## Do this:
Give the entries back exactly, dropping each image.

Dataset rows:
•••

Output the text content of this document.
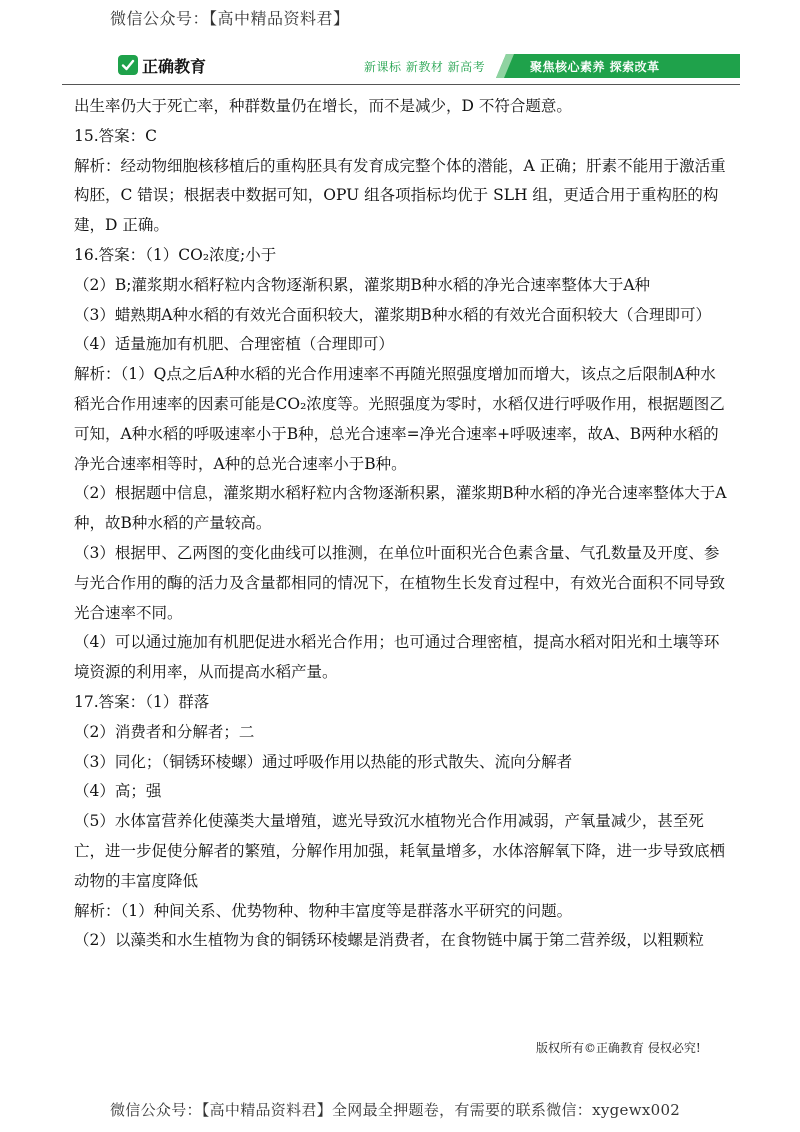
微信公众号：【高中精品资料君】
正确教育	新课标 新教材 新高考	聚焦核心素养 探索改革

出生率仍大于死亡率，种群数量仍在增长，而不是减少，D 不符合题意。

15.答案：C

解析：经动物细胞核移植后的重构胚具有发育成完整个体的潜能，A 正确；肝素不能用于激活重构胚，C 错误；根据表中数据可知，OPU 组各项指标均优于 SLH 组，更适合用于重构胚的构建，D 正确。

16.答案：（1）CO₂浓度;小于

（2）B;灌浆期水稻籽粒内含物逐渐积累，灌浆期B种水稻的净光合速率整体大于A种

（3）蜡熟期A种水稻的有效光合面积较大，灌浆期B种水稻的有效光合面积较大（合理即可）

（4）适量施加有机肥、合理密植（合理即可）

解析：（1）Q点之后A种水稻的光合作用速率不再随光照强度增加而增大，该点之后限制A种水稻光合作用速率的因素可能是CO₂浓度等。光照强度为零时，水稻仅进行呼吸作用，根据题图乙可知，A种水稻的呼吸速率小于B种，总光合速率=净光合速率+呼吸速率，故A、B两种水稻的净光合速率相等时，A种的总光合速率小于B种。

（2）根据题中信息，灌浆期水稻籽粒内含物逐渐积累，灌浆期B种水稻的净光合速率整体大于A种，故B种水稻的产量较高。

（3）根据甲、乙两图的变化曲线可以推测，在单位叶面积光合色素含量、气孔数量及开度、参与光合作用的酶的活力及含量都相同的情况下，在植物生长发育过程中，有效光合面积不同导致光合速率不同。

（4）可以通过施加有机肥促进水稻光合作用；也可通过合理密植，提高水稻对阳光和土壤等环境资源的利用率，从而提高水稻产量。

17.答案：（1）群落

（2）消费者和分解者；二

（3）同化；（铜锈环棱螺）通过呼吸作用以热能的形式散失、流向分解者

（4）高；强

（5）水体富营养化使藻类大量增殖，遮光导致沉水植物光合作用减弱，产氧量减少，甚至死亡，进一步促使分解者的繁殖，分解作用加强，耗氧量增多，水体溶解氧下降，进一步导致底栖动物的丰富度降低

解析：（1）种间关系、优势物种、物种丰富度等是群落水平研究的问题。

（2）以藻类和水生植物为食的铜锈环棱螺是消费者，在食物链中属于第二营养级，以粗颗粒

版权所有©正确教育 侵权必究!
微信公众号：【高中精品资料君】全网最全押题卷，有需要的联系微信：xygewx002
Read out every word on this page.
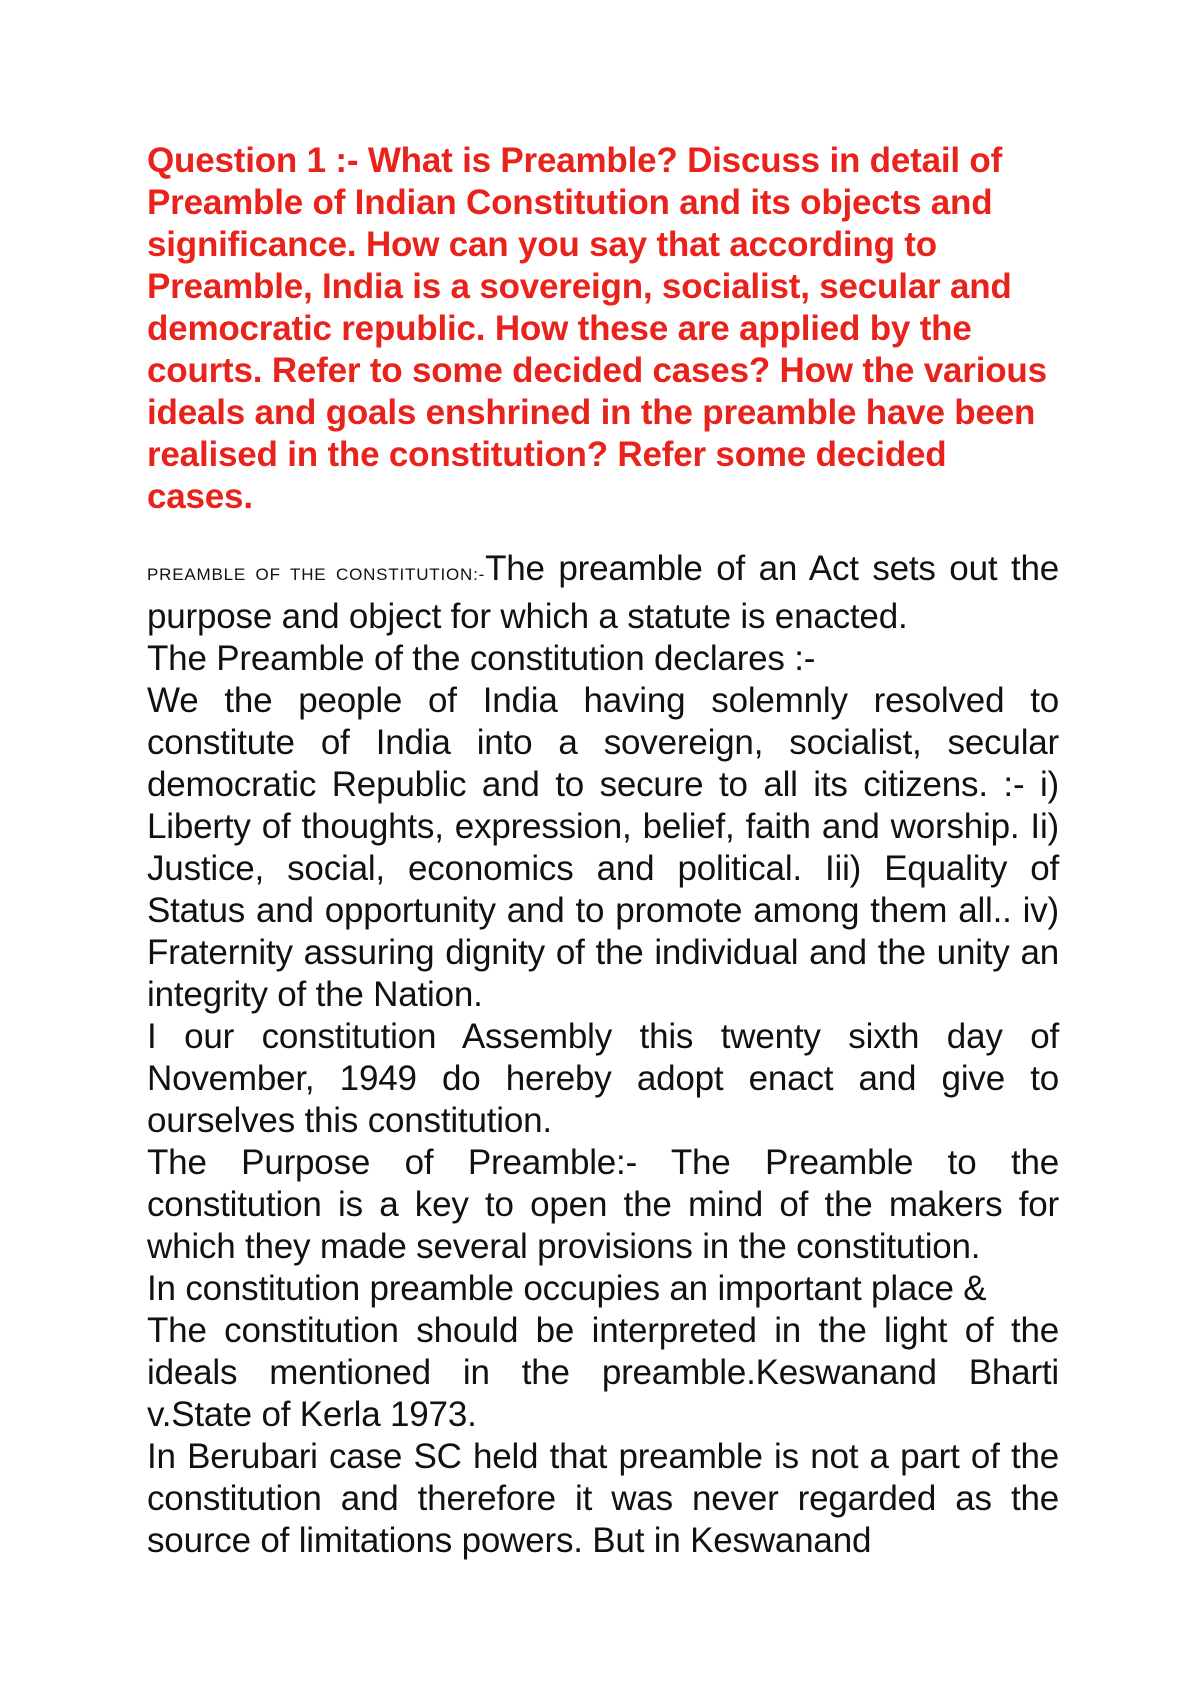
Question 1 :- What is Preamble? Discuss in detail of Preamble of Indian Constitution and its objects and significance. How can you say that according to Preamble, India is a sovereign, socialist, secular and democratic republic. How these are applied by the courts. Refer to some decided cases? How the various ideals and goals enshrined in the preamble have been realised in the constitution? Refer some decided cases.

PREAMBLE OF THE CONSTITUTION:-The preamble of an Act sets out the purpose and object for which a statute is enacted.

The Preamble of the constitution declares :-

We the people of India having solemnly resolved to constitute of India into a sovereign, socialist, secular democratic Republic and to secure to all its citizens. :- i) Liberty of thoughts, expression, belief, faith and worship. Ii) Justice, social, economics and political. Iii) Equality of Status and opportunity and to promote among them all.. iv) Fraternity assuring dignity of the individual and the unity an integrity of the Nation.

I our constitution Assembly this twenty sixth day of November, 1949 do hereby adopt enact and give to ourselves this constitution.

The Purpose of Preamble:- The Preamble to the constitution is a key to open the mind of the makers for which they made several provisions in the constitution.

In constitution preamble occupies an important place &

The constitution should be interpreted in the light of the ideals mentioned in the preamble.Keswanand Bharti v.State of Kerla 1973.

In Berubari case SC held that preamble is not a part of the constitution and therefore it was never regarded as the source of limitations powers. But in Keswanand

•••

## Answer below:
Output the text content of this document.
微信公众号：【高中精品资料君】
正确教育	新课标 新教材 新高考	聚焦核心素养 探索改革

出生率仍大于死亡率，种群数量仍在增长，而不是减少，D 不符合题意。

15.答案：C

解析：经动物细胞核移植后的重构胚具有发育成完整个体的潜能，A 正确；肝素不能用于激活重构胚，C 错误；根据表中数据可知，OPU 组各项指标均优于 SLH 组，更适合用于重构胚的构建，D 正确。

16.答案：（1）CO₂浓度;小于

（2）B;灌浆期水稻籽粒内含物逐渐积累，灌浆期B种水稻的净光合速率整体大于A种

（3）蜡熟期A种水稻的有效光合面积较大，灌浆期B种水稻的有效光合面积较大（合理即可）

（4）适量施加有机肥、合理密植（合理即可）

解析：（1）Q点之后A种水稻的光合作用速率不再随光照强度增加而增大，该点之后限制A种水稻光合作用速率的因素可能是CO₂浓度等。光照强度为零时，水稻仅进行呼吸作用，根据题图乙可知，A种水稻的呼吸速率小于B种，总光合速率=净光合速率+呼吸速率，故A、B两种水稻的净光合速率相等时，A种的总光合速率小于B种。

（2）根据题中信息，灌浆期水稻籽粒内含物逐渐积累，灌浆期B种水稻的净光合速率整体大于A种，故B种水稻的产量较高。

（3）根据甲、乙两图的变化曲线可以推测，在单位叶面积光合色素含量、气孔数量及开度、参与光合作用的酶的活力及含量都相同的情况下，在植物生长发育过程中，有效光合面积不同导致光合速率不同。

（4）可以通过施加有机肥促进水稻光合作用；也可通过合理密植，提高水稻对阳光和土壤等环境资源的利用率，从而提高水稻产量。

17.答案：（1）群落

（2）消费者和分解者；二

（3）同化；（铜锈环棱螺）通过呼吸作用以热能的形式散失、流向分解者

（4）高；强

（5）水体富营养化使藻类大量增殖，遮光导致沉水植物光合作用减弱，产氧量减少，甚至死亡，进一步促使分解者的繁殖，分解作用加强，耗氧量增多，水体溶解氧下降，进一步导致底栖动物的丰富度降低

解析：（1）种间关系、优势物种、物种丰富度等是群落水平研究的问题。

（2）以藻类和水生植物为食的铜锈环棱螺是消费者，在食物链中属于第二营养级，以粗颗粒

版权所有©正确教育 侵权必究!
微信公众号：【高中精品资料君】全网最全押题卷，有需要的联系微信：xygewx002
Read out every word on this page.
Question 1 :- What is Preamble? Discuss in detail of Preamble of Indian Constitution and its objects and significance. How can you say that according to Preamble, India is a sovereign, socialist, secular and democratic republic. How these are applied by the courts. Refer to some decided cases? How the various ideals and goals enshrined in the preamble have been realised in the constitution? Refer some decided cases.

PREAMBLE OF THE CONSTITUTION:-The preamble of an Act sets out the purpose and object for which a statute is enacted.

The Preamble of the constitution declares :-

We the people of India having solemnly resolved to constitute of India into a sovereign, socialist, secular democratic Republic and to secure to all its citizens. :- i) Liberty of thoughts, expression, belief, faith and worship. Ii) Justice, social, economics and political. Iii) Equality of Status and opportunity and to promote among them all.. iv) Fraternity assuring dignity of the individual and the unity an integrity of the Nation.

I our constitution Assembly this twenty sixth day of November, 1949 do hereby adopt enact and give to ourselves this constitution.

The Purpose of Preamble:- The Preamble to the constitution is a key to open the mind of the makers for which they made several provisions in the constitution.

In constitution preamble occupies an important place &

The constitution should be interpreted in the light of the ideals mentioned in the preamble.Keswanand Bharti v.State of Kerla 1973.

In Berubari case SC held that preamble is not a part of the constitution and therefore it was never regarded as the source of limitations powers. But in Keswanand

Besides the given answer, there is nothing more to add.